### Source material
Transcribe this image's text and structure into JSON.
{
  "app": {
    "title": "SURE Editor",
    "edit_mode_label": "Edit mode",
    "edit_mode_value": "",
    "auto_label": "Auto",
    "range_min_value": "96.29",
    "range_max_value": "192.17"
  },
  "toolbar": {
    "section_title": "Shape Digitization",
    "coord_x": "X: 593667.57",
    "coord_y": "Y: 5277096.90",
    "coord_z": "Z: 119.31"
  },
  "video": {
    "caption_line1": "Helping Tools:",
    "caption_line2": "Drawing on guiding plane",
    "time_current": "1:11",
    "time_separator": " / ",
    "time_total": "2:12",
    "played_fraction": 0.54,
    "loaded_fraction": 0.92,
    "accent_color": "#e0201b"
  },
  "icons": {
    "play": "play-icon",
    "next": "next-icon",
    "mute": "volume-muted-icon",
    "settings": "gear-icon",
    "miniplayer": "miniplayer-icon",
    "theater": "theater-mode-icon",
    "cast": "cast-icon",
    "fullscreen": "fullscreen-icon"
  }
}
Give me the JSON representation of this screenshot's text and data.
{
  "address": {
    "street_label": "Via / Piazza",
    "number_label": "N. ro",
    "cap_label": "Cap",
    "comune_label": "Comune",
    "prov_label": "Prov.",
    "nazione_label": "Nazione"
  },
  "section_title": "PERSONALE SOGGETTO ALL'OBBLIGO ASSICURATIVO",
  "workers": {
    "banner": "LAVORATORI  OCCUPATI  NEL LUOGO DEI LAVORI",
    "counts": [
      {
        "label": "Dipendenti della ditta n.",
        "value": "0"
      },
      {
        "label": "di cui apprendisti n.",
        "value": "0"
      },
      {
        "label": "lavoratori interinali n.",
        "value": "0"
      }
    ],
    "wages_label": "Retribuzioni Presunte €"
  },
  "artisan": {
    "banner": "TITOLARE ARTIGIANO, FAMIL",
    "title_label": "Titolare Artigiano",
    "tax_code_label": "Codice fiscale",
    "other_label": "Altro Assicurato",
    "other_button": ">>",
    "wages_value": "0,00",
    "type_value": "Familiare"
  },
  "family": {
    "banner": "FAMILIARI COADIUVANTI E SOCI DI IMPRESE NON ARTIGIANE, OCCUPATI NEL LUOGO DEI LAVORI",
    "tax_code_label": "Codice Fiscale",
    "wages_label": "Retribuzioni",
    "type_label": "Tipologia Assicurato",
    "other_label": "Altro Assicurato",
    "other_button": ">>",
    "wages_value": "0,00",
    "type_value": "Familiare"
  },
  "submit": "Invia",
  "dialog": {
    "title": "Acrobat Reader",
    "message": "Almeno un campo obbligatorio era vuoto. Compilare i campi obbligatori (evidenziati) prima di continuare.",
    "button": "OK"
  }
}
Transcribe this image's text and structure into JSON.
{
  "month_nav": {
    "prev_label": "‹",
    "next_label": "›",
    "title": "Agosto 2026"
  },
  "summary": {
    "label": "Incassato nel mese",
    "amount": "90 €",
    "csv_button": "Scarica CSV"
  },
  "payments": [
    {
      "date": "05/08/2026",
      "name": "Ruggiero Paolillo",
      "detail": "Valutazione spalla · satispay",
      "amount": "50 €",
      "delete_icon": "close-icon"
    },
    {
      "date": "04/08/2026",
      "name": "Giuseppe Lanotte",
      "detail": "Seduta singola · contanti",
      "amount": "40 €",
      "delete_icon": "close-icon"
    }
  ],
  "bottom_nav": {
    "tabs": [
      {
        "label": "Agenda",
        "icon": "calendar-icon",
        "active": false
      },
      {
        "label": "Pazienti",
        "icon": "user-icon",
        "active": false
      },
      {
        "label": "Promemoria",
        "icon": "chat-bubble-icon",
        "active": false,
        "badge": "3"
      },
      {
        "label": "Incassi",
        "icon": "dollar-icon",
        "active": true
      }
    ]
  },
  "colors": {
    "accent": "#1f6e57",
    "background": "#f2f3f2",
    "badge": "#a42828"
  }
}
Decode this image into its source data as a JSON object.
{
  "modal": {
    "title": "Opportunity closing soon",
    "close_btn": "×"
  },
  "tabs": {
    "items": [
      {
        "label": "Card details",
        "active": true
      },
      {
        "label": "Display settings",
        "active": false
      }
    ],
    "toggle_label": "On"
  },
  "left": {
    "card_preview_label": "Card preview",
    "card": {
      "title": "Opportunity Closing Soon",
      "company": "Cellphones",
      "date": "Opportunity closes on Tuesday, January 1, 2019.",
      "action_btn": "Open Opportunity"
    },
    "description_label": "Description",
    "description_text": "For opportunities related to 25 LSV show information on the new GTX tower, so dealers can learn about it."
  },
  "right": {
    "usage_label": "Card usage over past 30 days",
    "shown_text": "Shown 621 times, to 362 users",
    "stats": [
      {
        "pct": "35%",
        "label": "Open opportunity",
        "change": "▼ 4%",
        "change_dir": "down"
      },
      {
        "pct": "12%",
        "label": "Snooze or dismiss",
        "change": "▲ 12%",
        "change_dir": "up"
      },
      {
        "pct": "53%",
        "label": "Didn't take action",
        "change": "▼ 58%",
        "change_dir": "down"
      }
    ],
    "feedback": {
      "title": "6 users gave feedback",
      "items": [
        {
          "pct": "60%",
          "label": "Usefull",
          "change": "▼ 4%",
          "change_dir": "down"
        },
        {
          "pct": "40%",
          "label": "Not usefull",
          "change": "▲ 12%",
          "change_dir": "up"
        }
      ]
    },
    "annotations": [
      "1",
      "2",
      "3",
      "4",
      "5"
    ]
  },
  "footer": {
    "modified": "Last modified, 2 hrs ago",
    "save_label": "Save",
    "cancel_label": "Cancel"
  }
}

### Task to carry out
For each line above that contains the word "OCCUPATI", copy that line.

### Written response
    "banner": "LAVORATORI  OCCUPATI  NEL LUOGO DEI LAVORI",
    "banner": "FAMILIARI COADIUVANTI E SOCI DI IMPRESE NON ARTIGIANE, OCCUPATI NEL LUOGO DEI LAVORI",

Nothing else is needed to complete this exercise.